Sort through the data and copy the lines holding the word "image".

Collection entries:
|---|

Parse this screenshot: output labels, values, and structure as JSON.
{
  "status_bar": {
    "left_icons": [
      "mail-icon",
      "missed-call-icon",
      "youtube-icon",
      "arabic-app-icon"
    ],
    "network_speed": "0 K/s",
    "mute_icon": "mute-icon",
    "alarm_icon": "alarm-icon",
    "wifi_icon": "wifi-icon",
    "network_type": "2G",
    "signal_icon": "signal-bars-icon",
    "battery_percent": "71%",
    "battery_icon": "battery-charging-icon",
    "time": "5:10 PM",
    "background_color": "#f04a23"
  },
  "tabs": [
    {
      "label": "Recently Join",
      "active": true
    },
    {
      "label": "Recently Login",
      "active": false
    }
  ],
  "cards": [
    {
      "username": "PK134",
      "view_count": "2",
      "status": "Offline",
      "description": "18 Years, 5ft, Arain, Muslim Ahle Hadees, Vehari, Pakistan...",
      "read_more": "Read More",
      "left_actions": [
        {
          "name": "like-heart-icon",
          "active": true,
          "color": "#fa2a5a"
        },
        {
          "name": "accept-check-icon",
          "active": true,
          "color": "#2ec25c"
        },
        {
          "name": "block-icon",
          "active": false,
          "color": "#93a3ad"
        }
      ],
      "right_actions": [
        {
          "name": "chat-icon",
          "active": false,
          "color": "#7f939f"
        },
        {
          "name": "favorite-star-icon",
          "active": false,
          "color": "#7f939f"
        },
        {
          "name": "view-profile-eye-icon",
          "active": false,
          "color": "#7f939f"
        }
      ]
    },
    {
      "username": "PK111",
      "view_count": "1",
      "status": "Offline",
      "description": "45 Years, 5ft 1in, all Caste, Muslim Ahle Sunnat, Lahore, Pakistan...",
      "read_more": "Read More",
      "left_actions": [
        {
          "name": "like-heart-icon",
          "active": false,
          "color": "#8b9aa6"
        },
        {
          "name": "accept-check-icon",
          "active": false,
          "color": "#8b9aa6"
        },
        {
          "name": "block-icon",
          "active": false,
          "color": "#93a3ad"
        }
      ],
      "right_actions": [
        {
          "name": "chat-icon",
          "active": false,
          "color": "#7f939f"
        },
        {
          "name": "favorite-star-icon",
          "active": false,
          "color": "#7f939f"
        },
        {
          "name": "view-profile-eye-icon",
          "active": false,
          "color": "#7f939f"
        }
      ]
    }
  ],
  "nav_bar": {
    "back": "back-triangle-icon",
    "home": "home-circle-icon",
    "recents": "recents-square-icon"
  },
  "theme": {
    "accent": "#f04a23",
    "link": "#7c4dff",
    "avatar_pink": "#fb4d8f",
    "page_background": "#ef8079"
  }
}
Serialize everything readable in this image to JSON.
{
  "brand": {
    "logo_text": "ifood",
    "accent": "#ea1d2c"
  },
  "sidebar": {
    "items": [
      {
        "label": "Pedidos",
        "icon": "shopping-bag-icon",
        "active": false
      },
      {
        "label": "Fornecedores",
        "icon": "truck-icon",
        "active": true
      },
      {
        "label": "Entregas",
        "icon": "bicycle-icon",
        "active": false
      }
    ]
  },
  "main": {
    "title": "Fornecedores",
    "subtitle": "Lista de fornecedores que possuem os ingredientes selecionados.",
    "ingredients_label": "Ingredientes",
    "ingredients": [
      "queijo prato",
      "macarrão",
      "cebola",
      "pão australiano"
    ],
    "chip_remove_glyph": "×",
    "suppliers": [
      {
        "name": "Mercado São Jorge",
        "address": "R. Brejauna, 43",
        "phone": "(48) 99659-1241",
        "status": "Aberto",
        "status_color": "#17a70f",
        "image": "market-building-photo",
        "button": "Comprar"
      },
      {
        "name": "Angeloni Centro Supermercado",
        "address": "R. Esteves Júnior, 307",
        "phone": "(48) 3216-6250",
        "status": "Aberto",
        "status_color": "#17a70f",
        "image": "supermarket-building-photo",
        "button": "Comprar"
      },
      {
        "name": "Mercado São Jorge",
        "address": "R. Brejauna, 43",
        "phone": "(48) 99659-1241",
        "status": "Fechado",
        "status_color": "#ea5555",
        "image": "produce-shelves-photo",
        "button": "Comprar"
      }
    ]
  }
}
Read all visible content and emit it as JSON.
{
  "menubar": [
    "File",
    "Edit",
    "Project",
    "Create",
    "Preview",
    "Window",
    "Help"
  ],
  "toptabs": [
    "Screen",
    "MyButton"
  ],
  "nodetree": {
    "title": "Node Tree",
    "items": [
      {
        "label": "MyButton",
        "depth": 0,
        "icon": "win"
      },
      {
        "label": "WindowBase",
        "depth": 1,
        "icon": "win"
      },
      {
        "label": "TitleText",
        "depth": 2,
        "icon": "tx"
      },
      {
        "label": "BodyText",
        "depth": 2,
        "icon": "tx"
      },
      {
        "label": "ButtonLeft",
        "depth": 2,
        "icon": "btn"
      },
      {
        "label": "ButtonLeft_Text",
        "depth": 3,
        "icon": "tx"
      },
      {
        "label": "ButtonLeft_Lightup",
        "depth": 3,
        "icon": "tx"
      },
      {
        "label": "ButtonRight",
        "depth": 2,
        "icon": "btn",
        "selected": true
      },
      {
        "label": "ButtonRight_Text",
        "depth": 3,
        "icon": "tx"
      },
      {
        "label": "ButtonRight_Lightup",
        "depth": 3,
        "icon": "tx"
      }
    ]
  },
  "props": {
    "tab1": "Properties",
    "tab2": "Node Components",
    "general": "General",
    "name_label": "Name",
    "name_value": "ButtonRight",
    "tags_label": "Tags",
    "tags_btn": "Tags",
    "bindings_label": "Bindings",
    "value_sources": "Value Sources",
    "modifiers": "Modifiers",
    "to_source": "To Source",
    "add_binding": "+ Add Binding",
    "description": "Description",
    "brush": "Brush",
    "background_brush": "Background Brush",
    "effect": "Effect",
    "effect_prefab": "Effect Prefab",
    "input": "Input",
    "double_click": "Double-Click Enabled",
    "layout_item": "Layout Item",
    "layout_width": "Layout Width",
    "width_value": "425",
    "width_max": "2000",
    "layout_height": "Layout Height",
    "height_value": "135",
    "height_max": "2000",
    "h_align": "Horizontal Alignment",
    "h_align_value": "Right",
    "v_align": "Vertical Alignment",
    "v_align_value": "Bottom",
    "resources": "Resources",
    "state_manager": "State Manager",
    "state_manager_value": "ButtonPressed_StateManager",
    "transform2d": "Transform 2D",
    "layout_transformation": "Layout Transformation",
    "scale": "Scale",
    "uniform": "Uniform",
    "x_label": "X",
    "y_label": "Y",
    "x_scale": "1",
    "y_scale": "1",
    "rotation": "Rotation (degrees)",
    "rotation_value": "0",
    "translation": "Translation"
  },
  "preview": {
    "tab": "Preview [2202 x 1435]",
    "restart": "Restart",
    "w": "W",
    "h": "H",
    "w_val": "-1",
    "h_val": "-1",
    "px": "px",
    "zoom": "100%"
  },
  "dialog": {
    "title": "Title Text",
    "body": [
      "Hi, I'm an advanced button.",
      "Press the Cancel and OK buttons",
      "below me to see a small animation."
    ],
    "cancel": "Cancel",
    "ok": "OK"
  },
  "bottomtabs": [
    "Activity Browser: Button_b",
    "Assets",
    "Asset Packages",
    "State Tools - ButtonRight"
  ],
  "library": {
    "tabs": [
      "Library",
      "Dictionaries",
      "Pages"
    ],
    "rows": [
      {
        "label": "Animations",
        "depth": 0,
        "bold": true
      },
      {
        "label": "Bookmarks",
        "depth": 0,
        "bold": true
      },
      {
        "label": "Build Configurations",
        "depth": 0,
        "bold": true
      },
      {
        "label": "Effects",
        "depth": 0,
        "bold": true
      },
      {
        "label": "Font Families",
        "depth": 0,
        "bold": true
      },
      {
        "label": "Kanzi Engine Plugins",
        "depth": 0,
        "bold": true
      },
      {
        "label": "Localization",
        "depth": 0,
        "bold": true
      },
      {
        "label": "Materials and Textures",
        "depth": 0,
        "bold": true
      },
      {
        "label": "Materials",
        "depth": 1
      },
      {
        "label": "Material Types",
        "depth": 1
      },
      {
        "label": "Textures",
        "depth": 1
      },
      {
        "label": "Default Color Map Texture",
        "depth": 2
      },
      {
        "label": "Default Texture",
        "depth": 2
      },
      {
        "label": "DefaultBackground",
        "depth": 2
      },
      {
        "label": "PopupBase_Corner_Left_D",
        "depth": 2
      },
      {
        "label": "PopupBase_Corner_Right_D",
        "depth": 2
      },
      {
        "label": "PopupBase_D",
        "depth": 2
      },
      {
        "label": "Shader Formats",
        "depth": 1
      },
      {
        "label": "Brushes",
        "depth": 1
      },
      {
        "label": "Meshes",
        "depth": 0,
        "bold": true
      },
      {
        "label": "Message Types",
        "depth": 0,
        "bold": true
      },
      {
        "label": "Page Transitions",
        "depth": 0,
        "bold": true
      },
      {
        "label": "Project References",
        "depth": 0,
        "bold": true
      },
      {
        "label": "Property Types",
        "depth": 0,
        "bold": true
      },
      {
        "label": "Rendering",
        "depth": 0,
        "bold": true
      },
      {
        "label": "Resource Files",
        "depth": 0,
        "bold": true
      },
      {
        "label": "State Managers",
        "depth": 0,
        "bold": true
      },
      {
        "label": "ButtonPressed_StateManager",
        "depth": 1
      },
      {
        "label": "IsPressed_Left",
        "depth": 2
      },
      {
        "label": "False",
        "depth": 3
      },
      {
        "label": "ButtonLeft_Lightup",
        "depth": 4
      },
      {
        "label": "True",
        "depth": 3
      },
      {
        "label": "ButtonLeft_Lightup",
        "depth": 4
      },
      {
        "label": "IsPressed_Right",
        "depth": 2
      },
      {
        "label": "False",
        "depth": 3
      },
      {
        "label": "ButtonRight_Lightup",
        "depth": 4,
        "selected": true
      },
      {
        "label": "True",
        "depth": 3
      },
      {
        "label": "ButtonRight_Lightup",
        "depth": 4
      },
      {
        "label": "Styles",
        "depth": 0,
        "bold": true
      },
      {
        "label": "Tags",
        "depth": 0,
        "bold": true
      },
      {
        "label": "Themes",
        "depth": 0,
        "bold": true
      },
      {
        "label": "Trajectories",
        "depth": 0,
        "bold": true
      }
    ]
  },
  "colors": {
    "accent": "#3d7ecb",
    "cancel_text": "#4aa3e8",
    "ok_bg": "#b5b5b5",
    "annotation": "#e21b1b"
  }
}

|---|

■ In response:
Serialize everything readable in this image to JSON.
        "image": "market-building-photo",
        "image": "supermarket-building-photo",
        "image": "produce-shelves-photo",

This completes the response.